╭─ Input for this task
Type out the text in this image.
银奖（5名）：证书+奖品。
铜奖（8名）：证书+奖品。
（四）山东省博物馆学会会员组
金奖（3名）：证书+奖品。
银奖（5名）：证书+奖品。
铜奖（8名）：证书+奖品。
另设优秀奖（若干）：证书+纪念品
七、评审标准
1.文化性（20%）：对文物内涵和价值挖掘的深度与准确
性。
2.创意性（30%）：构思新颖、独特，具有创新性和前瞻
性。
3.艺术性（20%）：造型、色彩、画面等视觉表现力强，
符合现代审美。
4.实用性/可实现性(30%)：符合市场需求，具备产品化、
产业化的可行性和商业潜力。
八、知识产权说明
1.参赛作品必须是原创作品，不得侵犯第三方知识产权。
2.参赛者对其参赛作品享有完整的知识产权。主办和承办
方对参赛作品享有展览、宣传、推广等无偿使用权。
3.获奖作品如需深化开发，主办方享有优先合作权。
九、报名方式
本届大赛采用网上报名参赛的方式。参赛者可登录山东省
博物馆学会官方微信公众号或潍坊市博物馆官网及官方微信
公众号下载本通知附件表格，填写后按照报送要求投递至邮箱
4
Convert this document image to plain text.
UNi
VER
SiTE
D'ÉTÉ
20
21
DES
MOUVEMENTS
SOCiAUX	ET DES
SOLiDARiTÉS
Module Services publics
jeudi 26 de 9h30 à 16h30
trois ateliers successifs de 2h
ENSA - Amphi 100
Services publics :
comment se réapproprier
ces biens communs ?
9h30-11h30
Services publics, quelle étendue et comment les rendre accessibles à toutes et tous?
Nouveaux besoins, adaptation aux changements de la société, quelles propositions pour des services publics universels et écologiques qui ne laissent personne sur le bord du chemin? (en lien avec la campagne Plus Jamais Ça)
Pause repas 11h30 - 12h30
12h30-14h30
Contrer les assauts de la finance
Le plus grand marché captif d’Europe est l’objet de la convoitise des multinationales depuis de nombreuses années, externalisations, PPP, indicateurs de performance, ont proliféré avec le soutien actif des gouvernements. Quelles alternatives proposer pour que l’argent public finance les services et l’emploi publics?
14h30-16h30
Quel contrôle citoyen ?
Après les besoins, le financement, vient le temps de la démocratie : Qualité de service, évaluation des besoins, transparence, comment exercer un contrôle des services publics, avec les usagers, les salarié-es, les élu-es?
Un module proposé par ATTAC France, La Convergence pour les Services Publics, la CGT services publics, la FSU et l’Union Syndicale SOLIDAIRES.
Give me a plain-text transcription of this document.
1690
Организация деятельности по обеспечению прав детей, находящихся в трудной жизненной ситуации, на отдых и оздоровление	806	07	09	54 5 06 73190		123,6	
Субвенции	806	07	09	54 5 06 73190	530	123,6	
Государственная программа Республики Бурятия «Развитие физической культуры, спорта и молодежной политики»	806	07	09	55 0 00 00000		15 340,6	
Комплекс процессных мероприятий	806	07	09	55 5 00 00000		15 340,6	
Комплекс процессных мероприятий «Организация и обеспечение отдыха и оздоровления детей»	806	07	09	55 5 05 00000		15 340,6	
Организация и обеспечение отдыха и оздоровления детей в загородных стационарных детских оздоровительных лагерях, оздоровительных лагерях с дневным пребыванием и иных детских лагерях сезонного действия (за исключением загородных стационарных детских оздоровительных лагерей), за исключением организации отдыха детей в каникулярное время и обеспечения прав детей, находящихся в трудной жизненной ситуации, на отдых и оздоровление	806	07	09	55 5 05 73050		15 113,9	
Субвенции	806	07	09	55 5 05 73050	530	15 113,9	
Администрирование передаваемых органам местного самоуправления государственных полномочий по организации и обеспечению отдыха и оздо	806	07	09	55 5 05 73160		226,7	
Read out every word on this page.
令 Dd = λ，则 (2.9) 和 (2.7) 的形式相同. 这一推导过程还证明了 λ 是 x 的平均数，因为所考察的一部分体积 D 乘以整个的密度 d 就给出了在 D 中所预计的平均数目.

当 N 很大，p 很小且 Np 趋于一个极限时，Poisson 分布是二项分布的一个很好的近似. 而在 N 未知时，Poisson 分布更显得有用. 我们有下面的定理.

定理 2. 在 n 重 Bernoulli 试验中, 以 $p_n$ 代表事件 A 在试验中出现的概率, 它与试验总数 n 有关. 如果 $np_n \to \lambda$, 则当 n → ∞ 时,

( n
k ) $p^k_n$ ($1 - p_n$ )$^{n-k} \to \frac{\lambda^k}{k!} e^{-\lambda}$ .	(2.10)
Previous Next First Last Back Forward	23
╰─
Description of the task:
Pull every line containing "image" from the material above.

Reply:
Type out the text in this image.
Convert this document image to plain text.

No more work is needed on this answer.